Data items:
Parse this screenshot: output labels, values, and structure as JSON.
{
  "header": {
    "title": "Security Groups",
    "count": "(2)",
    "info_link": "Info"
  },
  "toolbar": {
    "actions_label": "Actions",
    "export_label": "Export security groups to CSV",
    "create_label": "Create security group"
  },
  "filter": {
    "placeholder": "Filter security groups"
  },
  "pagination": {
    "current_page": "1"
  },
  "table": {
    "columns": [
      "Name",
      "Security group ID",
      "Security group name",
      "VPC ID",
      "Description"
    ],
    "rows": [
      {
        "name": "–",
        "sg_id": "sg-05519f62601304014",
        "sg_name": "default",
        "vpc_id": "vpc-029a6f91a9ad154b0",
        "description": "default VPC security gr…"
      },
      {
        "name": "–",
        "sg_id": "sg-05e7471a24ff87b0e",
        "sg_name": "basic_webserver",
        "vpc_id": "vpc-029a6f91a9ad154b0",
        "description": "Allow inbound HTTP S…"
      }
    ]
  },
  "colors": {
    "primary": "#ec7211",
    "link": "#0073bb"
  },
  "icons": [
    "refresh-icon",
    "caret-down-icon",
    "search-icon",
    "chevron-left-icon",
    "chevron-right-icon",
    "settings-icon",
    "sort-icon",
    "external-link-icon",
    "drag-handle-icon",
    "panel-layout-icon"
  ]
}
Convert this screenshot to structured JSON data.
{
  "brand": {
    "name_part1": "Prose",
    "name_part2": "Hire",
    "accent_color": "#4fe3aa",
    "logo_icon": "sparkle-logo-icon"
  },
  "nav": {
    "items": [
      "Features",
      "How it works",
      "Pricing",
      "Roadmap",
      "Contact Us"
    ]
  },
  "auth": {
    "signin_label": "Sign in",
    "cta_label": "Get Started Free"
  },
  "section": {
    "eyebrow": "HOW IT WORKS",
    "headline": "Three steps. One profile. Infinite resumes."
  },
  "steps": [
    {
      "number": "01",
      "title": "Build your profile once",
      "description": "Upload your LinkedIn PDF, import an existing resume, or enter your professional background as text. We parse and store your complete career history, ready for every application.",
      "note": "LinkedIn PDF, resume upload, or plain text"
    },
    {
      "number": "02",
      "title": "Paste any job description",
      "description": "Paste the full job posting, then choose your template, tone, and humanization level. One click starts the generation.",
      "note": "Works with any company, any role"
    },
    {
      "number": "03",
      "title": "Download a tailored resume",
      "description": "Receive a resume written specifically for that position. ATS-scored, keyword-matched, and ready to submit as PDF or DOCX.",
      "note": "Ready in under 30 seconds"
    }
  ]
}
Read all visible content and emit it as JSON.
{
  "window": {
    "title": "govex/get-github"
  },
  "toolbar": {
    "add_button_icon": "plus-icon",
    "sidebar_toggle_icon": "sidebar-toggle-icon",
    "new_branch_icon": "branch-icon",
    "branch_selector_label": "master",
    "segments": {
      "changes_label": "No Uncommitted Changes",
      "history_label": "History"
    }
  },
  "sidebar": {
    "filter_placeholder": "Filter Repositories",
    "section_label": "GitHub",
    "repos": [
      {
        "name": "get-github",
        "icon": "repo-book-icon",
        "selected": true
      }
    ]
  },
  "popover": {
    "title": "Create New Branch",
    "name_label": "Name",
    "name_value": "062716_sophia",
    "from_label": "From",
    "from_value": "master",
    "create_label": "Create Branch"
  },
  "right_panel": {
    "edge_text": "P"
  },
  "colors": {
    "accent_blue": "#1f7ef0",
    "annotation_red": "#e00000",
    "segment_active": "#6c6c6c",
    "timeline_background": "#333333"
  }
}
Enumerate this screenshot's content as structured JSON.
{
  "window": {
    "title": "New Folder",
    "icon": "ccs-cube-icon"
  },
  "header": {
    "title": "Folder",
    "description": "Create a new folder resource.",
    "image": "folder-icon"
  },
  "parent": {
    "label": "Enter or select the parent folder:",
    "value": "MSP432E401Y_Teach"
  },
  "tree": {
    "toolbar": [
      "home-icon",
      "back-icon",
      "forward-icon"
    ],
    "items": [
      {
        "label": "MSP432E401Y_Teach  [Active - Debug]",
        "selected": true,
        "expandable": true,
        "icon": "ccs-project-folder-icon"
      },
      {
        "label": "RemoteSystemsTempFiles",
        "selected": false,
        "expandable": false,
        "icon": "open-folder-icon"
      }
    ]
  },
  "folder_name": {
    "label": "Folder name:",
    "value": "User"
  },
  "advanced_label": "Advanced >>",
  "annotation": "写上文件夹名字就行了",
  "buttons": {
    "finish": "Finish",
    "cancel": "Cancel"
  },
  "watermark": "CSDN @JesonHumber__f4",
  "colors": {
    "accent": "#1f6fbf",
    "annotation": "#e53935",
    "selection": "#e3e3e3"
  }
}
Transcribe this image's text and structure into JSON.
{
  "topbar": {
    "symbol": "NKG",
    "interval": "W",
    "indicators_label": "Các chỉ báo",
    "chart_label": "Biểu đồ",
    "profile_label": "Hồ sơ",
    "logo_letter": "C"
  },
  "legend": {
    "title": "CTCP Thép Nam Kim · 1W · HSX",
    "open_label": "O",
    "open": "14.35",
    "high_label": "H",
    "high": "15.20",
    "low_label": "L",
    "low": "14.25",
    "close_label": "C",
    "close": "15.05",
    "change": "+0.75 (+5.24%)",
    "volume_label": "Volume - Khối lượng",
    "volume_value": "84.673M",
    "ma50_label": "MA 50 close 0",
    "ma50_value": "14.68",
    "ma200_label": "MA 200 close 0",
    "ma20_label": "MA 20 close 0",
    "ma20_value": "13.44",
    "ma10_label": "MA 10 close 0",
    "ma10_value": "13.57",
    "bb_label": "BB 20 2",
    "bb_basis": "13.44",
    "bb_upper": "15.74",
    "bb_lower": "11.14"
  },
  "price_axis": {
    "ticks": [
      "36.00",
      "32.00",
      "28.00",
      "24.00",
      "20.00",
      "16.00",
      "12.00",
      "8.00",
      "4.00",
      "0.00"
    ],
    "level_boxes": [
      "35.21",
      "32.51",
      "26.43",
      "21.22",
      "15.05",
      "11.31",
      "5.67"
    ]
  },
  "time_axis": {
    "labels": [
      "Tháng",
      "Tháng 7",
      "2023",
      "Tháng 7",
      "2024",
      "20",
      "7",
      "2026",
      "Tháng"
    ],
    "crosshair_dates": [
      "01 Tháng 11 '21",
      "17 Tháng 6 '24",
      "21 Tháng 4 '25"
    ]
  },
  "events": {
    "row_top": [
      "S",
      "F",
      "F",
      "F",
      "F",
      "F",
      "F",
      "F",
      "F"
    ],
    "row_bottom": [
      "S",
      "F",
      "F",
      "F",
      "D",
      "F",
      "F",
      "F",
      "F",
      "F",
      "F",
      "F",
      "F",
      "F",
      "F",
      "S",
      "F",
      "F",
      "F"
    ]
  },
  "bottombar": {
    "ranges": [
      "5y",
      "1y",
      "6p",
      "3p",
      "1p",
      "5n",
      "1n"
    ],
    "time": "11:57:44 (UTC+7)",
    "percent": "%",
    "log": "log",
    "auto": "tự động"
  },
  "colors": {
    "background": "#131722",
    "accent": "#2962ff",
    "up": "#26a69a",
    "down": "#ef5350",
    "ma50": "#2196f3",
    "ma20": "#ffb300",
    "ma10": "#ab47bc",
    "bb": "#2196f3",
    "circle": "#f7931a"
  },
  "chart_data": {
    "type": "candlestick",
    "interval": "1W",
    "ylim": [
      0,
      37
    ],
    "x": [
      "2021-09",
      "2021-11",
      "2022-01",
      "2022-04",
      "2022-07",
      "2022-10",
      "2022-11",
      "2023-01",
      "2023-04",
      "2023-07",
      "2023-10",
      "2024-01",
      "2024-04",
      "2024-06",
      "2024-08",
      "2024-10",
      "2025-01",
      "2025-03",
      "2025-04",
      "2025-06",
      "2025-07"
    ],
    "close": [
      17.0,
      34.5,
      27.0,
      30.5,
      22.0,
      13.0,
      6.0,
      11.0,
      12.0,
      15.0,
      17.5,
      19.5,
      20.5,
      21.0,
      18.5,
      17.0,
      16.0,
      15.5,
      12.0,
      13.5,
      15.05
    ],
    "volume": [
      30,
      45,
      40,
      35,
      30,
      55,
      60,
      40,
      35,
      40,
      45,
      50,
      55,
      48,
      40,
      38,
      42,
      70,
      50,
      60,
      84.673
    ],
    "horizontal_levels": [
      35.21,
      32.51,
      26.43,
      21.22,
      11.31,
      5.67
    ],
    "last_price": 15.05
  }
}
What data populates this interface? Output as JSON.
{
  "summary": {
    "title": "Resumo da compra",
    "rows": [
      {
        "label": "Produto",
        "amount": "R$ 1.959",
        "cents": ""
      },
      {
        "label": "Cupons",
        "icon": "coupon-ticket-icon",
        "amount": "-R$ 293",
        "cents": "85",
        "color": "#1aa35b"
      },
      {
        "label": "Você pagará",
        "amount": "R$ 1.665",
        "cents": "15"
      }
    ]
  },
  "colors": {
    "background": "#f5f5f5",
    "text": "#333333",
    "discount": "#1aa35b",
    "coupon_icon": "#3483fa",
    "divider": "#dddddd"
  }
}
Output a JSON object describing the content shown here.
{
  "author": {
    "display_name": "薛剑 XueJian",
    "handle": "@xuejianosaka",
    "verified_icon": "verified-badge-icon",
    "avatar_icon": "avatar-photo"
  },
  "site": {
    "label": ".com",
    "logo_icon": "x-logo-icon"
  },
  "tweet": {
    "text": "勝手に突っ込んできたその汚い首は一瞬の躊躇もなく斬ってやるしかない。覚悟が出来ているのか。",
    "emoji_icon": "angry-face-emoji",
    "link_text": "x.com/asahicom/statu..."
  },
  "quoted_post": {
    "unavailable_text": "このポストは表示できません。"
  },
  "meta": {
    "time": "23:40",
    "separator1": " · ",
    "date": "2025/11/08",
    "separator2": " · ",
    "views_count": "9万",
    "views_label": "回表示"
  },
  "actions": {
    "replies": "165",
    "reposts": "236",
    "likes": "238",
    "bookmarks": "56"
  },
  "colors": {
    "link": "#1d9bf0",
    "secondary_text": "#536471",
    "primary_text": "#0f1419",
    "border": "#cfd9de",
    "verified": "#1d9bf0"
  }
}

- WHAT IS ASKED: Show the lines where the word "this" appears in the entries.

- WRITTEN REPLY:
Parse this screenshot: output labels, values, and structure as JSON.
Convert this screenshot to structured JSON data.
Enumerate this screenshot's content as structured JSON.
Transcribe this image's text and structure into JSON.
What data populates this interface? Output as JSON.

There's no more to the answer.